Zadania do wykonania
A. Jak tekst źródłowy określa sztukę konwersacji?
B. Proszę ocenić, czy poniższe stwierdzenia zgadzają się z tekstem źródłowym, i przy każdym przytoczyć rozstrzygające słowa tekstu: (i) szef wchodzi do biurowej kuchni na herbatę; (ii) na przyjęciu można siedzieć obok nieznanych osób w niezręcznej ciszy; (iii) tekst zachęca do poznania tajników sztuki konwersacji.

------ Tekst źródłowy

Sztuka towarzyskiej rozmowy

Kiedy idziesz na przyjęcie spędzasz jego dużą część siedząc obok nieznanych ci osób w niezręcznej ciszy? Gdy twój szef wchodzi do biurowej kuchni na kawę uśmiechasz się nieśmiało, ale zanim znajdziesz temat do rozmowy on już dawno sobie wyszedł? Sztuka konwersacji wbrew pozorom to nie lada wyzwanie. Poznaj jej tajniki.

------------
------ Rekordy danych

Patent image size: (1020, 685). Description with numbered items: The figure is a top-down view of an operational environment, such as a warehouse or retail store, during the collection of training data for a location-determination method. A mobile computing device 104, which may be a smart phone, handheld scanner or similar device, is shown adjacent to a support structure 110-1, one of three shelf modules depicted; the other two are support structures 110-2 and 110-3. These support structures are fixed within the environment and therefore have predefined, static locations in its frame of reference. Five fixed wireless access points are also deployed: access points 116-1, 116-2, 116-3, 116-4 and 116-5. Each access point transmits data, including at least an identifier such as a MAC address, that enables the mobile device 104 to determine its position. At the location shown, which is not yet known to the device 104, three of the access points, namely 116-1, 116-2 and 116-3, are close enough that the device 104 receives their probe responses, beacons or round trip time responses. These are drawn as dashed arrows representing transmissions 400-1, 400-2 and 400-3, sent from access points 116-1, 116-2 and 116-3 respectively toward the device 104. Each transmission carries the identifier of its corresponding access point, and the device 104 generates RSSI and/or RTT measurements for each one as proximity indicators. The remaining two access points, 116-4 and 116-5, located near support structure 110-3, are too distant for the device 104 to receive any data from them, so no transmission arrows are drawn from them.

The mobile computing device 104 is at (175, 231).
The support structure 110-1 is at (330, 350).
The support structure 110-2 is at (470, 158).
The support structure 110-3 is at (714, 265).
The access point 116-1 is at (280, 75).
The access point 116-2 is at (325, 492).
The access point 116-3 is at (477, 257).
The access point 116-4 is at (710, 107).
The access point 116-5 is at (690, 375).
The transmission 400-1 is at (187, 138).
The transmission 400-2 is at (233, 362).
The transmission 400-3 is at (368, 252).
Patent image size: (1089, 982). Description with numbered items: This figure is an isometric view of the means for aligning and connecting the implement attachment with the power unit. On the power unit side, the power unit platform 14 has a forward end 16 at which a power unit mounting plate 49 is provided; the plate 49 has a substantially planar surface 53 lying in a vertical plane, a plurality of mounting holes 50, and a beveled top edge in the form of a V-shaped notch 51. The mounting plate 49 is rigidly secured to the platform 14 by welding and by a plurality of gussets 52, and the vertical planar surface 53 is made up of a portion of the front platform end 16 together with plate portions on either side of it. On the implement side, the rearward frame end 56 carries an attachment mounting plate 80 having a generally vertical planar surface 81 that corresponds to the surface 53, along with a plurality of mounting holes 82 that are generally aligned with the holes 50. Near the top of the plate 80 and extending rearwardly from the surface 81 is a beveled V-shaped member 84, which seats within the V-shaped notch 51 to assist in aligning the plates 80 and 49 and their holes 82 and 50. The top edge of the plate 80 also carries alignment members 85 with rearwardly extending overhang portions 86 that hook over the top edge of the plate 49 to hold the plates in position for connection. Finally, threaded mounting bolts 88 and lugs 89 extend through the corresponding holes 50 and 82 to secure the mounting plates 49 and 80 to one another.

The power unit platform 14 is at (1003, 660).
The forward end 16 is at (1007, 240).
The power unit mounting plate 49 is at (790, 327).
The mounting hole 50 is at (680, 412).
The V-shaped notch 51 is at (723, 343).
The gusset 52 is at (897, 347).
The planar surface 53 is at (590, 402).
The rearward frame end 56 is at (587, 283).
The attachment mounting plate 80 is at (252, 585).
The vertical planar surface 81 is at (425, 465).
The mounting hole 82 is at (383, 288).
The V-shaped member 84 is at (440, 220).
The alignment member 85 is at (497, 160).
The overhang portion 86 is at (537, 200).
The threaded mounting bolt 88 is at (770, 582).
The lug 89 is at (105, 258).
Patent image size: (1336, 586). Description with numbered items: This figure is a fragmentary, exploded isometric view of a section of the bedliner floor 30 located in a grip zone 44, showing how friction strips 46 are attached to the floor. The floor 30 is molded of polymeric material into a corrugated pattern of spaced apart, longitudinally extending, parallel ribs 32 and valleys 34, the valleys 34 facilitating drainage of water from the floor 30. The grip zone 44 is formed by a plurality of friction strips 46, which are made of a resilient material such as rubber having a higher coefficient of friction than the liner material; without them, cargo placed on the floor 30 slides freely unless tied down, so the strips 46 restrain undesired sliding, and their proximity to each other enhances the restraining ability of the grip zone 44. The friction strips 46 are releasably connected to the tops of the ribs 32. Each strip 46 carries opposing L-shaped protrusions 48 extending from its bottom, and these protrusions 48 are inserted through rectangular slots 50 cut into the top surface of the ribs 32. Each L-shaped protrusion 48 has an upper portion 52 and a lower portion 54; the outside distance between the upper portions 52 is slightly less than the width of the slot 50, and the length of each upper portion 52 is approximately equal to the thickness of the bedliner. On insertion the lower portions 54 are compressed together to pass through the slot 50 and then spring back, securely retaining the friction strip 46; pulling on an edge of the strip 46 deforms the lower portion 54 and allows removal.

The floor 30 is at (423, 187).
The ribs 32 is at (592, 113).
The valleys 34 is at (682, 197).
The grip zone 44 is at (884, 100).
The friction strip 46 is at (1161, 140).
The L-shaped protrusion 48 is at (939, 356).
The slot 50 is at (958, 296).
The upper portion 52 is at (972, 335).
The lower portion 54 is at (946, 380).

------------

Odpowiedzi do zadań
A. Jako nie lada wyzwanie, wbrew pozorom.

B.
(i) Nie: „Gdy twój szef wchodzi do biurowej kuchni na kawę”.
(ii) Tak: „spędzasz jego dużą część siedząc obok nieznanych ci osób w niezręcznej ciszy”.
(iii) Tak: „Poznaj jej tajniki.”